§ Stated exercise:
Collect each line holding the string "Properties".

§ Data records:
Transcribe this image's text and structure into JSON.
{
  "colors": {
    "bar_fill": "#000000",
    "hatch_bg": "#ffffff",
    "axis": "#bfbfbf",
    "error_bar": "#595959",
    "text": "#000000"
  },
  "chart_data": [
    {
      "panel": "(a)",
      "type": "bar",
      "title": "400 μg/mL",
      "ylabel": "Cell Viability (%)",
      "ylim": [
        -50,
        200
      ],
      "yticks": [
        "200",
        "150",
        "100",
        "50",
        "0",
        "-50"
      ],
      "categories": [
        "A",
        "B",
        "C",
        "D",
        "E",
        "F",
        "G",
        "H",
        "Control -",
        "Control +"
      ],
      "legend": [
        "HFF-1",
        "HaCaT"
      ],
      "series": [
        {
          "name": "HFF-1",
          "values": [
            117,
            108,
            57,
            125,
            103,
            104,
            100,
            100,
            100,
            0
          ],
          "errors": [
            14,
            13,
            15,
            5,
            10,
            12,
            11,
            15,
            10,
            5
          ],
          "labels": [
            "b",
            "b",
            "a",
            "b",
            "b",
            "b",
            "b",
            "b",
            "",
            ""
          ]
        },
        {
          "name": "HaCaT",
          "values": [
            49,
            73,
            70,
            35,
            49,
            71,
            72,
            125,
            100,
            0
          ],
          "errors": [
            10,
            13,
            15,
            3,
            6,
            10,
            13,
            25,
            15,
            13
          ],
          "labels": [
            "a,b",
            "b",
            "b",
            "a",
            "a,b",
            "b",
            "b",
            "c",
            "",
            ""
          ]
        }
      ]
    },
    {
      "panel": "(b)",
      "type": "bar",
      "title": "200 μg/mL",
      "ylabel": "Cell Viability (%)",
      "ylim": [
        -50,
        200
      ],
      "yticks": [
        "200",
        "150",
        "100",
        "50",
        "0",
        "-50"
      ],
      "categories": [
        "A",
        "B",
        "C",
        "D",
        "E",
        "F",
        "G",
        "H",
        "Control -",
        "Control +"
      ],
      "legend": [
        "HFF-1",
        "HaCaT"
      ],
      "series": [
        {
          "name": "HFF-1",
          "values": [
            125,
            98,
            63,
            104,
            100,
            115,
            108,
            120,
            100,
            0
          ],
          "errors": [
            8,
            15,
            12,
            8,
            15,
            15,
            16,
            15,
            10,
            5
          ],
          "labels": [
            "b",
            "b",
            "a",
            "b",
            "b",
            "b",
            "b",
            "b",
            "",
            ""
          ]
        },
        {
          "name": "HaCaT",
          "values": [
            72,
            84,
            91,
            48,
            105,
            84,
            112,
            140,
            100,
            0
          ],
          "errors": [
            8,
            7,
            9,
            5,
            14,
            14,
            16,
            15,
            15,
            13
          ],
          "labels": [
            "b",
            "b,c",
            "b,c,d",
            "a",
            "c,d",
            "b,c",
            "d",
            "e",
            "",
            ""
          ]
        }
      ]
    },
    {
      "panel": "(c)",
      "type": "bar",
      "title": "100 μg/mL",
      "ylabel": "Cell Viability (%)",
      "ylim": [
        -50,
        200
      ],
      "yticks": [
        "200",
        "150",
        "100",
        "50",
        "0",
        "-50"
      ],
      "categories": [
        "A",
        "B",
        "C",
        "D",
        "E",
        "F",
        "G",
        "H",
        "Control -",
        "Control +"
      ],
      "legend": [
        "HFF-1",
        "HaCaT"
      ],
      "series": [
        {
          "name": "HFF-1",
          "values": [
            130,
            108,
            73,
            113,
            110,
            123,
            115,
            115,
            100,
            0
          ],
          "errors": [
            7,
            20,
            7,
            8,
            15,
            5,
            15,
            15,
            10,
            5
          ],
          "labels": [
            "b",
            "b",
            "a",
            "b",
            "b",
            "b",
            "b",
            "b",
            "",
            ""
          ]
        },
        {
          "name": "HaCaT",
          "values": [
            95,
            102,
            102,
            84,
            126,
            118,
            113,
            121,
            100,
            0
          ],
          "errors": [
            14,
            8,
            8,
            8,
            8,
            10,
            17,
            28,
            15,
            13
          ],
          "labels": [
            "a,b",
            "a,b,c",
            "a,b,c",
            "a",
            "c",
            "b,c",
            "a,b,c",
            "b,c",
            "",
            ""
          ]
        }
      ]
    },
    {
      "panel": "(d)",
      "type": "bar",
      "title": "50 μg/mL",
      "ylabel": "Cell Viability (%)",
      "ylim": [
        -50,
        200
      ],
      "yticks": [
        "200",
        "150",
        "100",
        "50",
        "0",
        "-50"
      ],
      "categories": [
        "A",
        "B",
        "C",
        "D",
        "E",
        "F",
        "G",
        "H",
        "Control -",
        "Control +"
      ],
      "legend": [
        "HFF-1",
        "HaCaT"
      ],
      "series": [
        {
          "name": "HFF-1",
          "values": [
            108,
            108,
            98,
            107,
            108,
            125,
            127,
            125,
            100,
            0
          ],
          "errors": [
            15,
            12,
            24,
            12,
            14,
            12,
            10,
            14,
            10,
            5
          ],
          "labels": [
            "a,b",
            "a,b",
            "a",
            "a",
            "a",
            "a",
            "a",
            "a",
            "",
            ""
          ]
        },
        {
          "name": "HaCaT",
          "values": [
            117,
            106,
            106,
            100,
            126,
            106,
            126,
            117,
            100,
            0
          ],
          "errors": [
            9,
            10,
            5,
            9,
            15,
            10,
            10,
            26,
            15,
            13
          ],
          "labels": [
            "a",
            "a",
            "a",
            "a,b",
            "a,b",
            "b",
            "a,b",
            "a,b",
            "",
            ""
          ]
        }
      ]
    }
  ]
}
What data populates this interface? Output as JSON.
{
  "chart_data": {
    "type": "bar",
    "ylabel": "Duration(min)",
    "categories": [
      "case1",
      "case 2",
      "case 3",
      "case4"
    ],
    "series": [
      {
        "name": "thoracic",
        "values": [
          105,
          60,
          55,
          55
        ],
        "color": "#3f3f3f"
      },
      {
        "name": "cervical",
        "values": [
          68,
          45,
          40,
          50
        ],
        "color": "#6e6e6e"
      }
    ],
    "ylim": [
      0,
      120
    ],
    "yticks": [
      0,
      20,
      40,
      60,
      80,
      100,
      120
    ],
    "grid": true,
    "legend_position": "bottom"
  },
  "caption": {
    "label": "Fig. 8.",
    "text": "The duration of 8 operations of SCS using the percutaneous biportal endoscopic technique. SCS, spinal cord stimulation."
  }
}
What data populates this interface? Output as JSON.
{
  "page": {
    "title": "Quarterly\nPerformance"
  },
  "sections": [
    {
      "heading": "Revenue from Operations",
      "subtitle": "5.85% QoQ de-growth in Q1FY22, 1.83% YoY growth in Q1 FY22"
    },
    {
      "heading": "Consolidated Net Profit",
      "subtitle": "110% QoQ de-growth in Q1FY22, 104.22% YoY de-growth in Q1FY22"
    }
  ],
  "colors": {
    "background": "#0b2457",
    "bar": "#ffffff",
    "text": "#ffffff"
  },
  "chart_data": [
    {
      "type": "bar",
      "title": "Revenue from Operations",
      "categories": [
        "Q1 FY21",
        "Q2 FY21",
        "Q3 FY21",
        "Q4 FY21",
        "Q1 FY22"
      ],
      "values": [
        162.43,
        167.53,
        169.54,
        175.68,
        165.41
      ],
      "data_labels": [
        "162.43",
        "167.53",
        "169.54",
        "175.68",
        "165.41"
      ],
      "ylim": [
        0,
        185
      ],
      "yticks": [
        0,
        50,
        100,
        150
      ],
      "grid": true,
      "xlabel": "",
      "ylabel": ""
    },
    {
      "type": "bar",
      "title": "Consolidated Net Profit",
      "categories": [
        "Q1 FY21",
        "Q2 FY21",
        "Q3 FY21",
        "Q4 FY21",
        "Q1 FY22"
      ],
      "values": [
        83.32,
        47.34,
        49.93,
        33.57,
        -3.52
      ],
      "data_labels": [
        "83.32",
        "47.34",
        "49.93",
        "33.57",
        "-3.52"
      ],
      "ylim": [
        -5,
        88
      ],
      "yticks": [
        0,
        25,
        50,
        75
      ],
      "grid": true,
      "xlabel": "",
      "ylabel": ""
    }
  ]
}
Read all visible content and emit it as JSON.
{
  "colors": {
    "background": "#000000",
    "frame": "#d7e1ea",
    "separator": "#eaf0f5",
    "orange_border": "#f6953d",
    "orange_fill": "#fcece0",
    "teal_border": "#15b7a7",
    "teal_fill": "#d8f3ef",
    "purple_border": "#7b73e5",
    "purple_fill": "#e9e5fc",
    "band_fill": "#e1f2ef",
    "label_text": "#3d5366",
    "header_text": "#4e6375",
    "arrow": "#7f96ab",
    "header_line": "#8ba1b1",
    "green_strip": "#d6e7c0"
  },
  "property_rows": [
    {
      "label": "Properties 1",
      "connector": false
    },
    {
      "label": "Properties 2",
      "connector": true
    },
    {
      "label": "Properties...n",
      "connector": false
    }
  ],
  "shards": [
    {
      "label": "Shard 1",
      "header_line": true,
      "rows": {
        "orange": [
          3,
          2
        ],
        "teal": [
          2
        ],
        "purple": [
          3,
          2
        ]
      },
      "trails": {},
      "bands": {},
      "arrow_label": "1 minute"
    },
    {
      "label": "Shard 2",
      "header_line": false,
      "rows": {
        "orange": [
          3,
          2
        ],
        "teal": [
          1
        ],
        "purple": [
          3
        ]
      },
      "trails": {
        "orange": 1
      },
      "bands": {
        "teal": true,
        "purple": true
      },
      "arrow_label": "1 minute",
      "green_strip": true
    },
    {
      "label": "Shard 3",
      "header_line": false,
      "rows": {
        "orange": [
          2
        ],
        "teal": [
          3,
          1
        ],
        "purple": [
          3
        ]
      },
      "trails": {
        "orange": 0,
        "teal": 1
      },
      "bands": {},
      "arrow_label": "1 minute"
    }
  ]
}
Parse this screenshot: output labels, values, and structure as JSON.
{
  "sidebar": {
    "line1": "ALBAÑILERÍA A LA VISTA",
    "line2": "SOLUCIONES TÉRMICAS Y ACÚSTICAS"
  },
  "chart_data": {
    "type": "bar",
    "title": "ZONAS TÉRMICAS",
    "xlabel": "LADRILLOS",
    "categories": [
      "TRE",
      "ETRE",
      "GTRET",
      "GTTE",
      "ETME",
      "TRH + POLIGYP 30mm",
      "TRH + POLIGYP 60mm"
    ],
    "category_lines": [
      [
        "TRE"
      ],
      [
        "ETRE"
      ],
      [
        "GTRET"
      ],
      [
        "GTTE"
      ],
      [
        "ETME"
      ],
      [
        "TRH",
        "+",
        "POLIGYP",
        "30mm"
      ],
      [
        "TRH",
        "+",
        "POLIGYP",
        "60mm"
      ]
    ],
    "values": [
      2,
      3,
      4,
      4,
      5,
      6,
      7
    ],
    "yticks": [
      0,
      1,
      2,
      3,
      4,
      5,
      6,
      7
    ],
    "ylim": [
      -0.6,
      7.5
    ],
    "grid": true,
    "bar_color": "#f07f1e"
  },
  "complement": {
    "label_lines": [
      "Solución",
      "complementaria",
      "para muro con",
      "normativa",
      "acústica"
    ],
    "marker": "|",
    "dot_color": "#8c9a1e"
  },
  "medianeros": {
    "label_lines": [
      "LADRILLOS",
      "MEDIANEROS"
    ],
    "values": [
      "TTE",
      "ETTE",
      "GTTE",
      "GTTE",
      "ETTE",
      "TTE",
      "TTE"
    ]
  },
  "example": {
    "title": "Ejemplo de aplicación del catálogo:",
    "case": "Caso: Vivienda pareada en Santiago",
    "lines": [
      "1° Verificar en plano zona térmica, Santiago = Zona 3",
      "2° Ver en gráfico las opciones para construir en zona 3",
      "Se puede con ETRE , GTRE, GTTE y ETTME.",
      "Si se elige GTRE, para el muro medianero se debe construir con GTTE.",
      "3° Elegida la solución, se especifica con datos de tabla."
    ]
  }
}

§ Final result:
      "label": "Properties 1",
      "label": "Properties 2",
      "label": "Properties...n",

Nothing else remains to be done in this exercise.